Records
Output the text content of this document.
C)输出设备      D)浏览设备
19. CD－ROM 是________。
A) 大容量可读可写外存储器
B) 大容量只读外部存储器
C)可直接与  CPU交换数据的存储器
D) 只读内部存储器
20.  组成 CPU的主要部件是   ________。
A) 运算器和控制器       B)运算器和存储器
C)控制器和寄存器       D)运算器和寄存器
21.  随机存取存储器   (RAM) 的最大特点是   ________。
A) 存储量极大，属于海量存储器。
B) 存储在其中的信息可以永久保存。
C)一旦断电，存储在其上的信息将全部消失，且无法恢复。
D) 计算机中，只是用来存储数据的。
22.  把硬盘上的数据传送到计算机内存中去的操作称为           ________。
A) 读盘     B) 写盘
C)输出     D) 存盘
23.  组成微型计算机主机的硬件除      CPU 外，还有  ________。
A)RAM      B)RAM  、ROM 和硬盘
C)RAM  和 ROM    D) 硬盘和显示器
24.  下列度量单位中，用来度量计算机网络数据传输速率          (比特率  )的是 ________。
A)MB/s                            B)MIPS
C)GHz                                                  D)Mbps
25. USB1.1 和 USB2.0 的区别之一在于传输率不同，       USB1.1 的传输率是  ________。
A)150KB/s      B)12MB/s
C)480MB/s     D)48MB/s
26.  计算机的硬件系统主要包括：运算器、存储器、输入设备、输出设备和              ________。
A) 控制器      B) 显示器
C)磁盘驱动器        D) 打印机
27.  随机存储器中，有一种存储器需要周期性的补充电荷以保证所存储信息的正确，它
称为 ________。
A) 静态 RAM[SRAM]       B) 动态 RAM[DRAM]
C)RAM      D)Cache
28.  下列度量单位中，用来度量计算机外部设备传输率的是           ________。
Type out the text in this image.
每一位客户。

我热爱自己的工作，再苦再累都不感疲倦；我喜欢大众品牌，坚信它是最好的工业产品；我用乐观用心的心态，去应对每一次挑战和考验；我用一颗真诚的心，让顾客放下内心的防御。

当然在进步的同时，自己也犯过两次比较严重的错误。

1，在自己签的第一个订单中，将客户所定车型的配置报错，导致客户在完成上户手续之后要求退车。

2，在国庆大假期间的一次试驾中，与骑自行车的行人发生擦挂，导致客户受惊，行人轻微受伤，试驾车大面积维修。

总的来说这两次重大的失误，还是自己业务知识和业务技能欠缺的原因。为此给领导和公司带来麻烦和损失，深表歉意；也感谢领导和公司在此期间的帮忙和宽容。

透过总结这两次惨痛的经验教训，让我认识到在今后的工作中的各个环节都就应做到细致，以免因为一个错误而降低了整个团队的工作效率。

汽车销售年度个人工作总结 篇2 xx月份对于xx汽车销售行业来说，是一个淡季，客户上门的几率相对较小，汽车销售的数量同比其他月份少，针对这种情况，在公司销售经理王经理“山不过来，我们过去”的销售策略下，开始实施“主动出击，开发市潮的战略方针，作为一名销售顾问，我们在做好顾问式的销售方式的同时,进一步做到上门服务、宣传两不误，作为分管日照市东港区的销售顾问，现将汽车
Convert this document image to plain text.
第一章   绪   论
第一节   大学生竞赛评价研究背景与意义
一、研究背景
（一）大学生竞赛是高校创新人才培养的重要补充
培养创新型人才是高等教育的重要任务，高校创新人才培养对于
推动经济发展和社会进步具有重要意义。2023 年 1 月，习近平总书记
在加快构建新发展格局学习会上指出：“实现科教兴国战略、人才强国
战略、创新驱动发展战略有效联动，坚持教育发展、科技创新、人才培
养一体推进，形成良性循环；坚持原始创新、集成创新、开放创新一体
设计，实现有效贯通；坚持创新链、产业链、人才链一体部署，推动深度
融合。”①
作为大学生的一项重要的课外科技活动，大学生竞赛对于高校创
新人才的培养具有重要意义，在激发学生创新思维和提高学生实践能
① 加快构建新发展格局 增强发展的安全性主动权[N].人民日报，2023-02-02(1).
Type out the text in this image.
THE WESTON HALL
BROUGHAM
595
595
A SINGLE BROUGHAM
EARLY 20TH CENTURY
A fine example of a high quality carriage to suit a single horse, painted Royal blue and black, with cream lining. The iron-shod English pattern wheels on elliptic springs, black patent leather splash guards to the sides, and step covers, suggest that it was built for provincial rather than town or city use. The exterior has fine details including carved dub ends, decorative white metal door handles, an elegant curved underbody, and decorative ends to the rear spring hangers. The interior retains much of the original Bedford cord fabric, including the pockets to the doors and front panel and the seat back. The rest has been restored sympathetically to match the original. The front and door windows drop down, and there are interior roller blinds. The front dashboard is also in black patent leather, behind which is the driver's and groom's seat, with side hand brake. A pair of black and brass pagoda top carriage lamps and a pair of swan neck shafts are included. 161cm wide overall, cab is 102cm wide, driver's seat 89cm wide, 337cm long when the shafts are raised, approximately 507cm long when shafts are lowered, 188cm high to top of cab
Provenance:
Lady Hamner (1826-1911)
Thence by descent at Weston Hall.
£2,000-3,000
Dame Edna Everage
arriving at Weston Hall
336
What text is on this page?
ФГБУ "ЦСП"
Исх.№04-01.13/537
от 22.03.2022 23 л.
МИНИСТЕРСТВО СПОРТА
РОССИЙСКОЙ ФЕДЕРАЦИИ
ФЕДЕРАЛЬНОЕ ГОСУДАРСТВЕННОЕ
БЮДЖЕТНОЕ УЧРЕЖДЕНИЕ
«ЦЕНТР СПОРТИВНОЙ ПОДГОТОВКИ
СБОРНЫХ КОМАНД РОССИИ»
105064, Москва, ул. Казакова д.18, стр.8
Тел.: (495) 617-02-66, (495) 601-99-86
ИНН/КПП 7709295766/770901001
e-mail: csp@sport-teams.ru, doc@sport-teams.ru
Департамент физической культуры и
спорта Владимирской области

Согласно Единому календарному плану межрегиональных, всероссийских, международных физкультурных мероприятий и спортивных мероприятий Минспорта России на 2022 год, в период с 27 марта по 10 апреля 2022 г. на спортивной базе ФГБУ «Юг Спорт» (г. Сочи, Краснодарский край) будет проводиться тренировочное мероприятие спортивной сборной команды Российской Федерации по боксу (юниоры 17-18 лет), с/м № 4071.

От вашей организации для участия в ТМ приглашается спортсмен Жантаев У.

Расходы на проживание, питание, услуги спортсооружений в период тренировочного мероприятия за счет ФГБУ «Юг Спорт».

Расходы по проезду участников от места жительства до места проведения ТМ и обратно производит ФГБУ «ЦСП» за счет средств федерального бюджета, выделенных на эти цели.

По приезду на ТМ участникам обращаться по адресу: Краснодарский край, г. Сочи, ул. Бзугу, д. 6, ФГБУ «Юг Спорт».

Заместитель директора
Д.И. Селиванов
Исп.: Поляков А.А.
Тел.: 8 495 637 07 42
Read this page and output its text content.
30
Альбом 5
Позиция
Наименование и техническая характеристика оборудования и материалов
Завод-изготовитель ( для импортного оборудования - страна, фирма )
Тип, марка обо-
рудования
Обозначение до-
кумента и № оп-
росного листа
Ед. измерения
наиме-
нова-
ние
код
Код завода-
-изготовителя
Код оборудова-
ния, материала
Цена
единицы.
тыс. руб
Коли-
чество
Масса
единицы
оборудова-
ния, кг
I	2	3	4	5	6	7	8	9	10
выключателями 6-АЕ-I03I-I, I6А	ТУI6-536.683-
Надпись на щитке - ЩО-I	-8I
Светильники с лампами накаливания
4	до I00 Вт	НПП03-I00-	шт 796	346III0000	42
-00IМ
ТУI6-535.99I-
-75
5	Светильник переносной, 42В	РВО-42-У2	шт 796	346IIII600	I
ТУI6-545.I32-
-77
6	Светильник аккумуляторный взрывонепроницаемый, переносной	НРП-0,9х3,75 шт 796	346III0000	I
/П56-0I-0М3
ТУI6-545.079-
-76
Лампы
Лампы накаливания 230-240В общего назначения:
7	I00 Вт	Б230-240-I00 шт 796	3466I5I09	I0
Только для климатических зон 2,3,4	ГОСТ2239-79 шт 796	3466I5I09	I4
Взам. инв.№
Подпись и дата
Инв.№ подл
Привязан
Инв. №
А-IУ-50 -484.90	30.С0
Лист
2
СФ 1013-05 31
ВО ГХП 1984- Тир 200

= SHORT EXERCISE =
Copy each line of the entries that includes the word "text".

= TASK RESPONSE =
Output the text content of this document.
Type out the text in this image.
Convert this document image to plain text.
Type out the text in this image.
What text is on this page?
Read this page and output its text content.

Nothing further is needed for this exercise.